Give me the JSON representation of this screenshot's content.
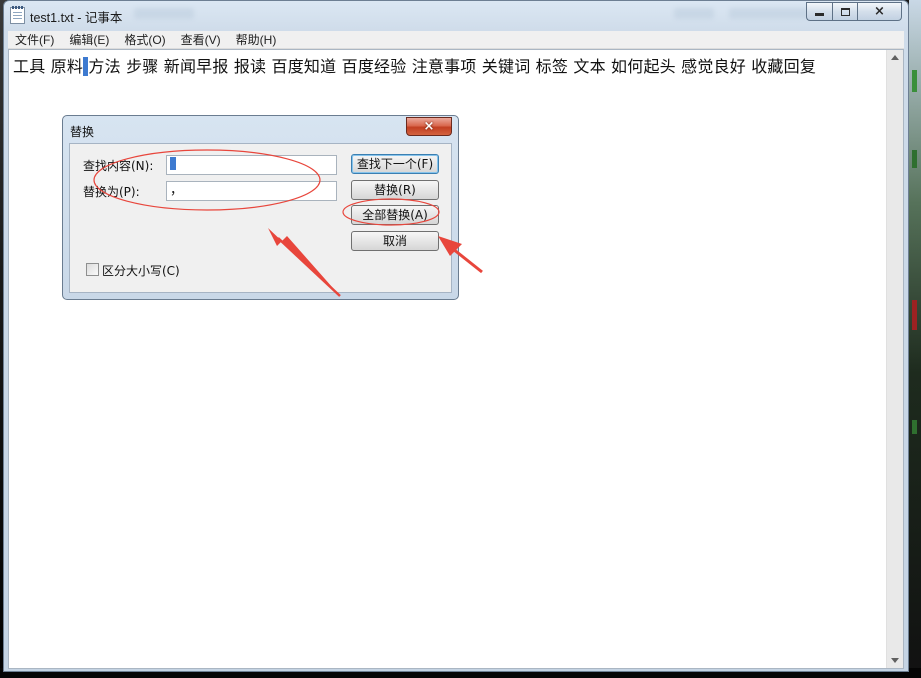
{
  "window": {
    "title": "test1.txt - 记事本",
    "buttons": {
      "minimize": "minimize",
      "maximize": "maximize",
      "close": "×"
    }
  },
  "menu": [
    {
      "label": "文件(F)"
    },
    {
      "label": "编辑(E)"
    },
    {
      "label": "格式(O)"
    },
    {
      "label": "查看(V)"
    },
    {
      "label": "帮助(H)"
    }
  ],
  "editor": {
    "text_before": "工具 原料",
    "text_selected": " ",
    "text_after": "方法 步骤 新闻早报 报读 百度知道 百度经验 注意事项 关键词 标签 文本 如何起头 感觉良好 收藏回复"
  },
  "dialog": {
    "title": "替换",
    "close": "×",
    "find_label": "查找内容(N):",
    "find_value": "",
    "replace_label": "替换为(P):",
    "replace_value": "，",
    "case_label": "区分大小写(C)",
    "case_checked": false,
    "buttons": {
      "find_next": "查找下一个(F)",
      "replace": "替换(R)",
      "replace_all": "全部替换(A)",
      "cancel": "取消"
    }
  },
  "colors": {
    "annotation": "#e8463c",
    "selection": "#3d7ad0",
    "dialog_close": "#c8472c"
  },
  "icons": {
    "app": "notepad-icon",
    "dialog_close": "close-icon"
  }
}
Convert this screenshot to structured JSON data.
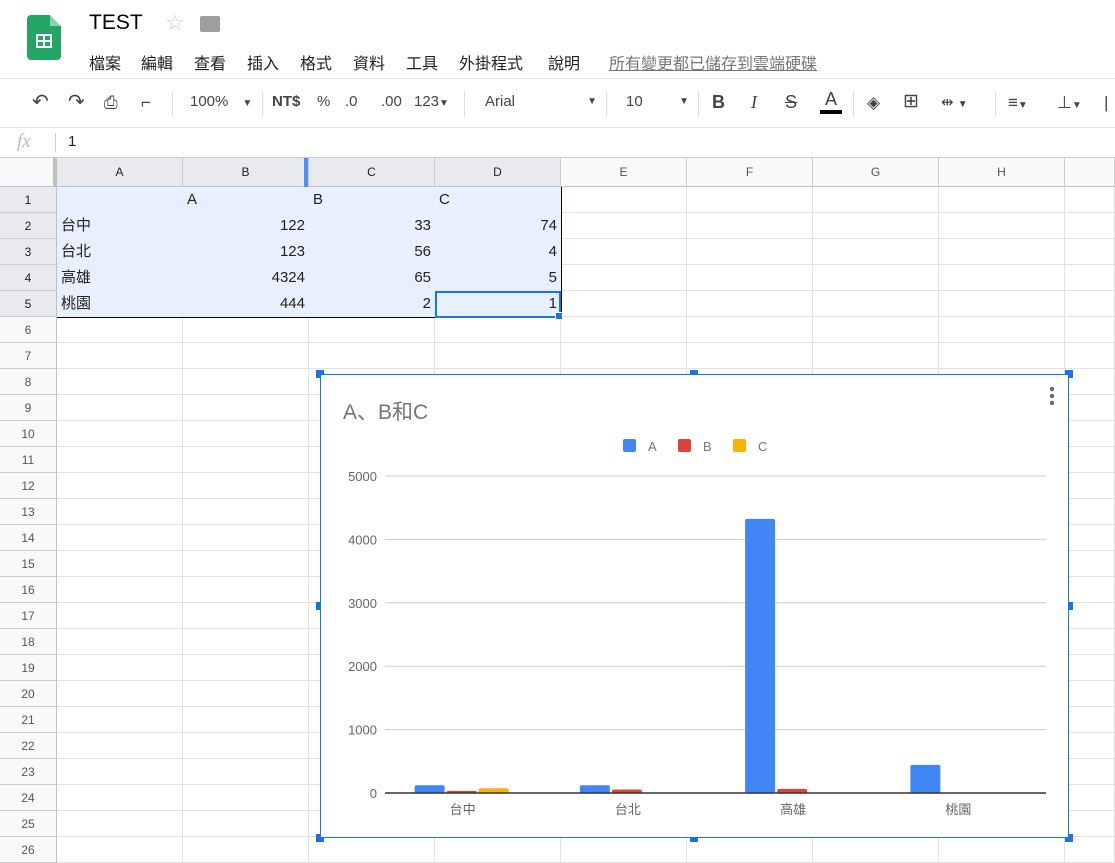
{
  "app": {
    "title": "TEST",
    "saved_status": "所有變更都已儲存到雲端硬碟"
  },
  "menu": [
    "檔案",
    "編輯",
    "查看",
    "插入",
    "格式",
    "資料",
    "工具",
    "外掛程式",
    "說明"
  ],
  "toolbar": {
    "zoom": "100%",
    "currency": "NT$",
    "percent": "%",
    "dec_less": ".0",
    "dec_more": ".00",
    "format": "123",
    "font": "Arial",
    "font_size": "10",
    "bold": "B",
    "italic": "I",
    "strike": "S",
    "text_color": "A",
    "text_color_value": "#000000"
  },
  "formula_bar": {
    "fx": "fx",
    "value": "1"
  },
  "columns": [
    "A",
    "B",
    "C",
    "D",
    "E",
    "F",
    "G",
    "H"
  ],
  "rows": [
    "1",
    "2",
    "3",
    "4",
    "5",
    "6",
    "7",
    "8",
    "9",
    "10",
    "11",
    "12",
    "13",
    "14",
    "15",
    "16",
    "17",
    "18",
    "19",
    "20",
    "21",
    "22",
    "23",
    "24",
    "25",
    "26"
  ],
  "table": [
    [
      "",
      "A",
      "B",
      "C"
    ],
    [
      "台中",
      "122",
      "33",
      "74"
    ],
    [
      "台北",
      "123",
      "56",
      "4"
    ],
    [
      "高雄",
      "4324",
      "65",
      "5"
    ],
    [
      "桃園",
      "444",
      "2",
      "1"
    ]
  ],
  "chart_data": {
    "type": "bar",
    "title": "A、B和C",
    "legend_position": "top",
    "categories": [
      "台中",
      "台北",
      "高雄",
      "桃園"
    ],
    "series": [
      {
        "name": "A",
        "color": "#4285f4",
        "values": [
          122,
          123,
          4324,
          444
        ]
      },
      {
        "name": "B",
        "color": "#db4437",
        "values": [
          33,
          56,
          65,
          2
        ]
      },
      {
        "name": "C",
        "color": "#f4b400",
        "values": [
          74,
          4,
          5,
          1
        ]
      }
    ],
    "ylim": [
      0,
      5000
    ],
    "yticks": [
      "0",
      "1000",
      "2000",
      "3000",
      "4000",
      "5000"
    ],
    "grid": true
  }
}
==============================
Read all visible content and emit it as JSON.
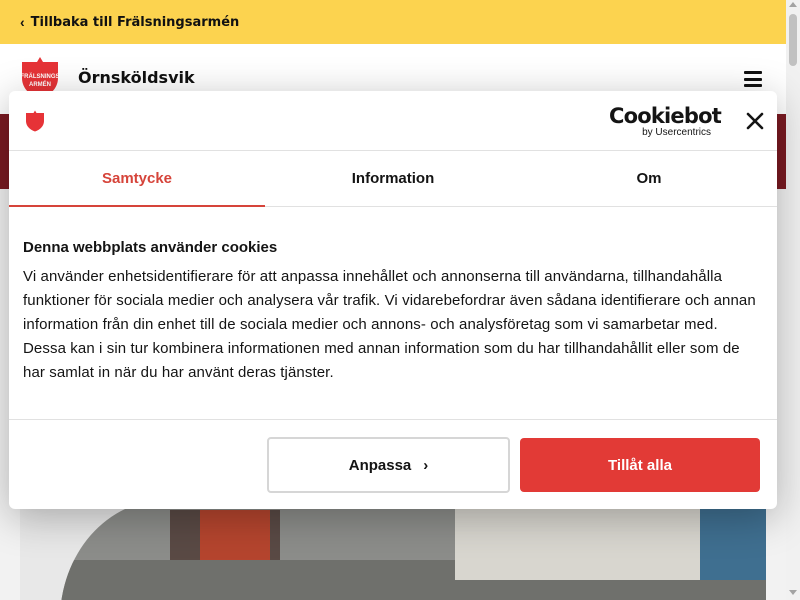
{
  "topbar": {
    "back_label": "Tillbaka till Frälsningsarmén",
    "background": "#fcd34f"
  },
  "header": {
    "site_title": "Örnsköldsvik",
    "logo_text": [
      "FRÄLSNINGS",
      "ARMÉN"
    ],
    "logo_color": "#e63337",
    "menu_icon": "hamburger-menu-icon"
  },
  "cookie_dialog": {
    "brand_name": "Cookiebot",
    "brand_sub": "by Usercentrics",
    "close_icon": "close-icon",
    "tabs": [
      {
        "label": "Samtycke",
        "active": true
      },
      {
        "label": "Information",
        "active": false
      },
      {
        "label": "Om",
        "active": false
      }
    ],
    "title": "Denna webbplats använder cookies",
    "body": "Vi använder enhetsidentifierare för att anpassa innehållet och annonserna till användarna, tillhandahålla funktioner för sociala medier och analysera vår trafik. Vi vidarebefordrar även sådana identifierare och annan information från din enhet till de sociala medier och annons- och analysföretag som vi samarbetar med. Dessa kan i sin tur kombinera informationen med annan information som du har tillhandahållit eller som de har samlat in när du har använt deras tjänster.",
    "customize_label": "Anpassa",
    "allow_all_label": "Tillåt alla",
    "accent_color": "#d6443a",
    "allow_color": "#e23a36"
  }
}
==============================
### [Task objective]
Check each line of the records above for the string "content", and report every line that has it.

### [Output]
Give me the JSON representation of this screenshot's content.
Read all visible content and emit it as JSON.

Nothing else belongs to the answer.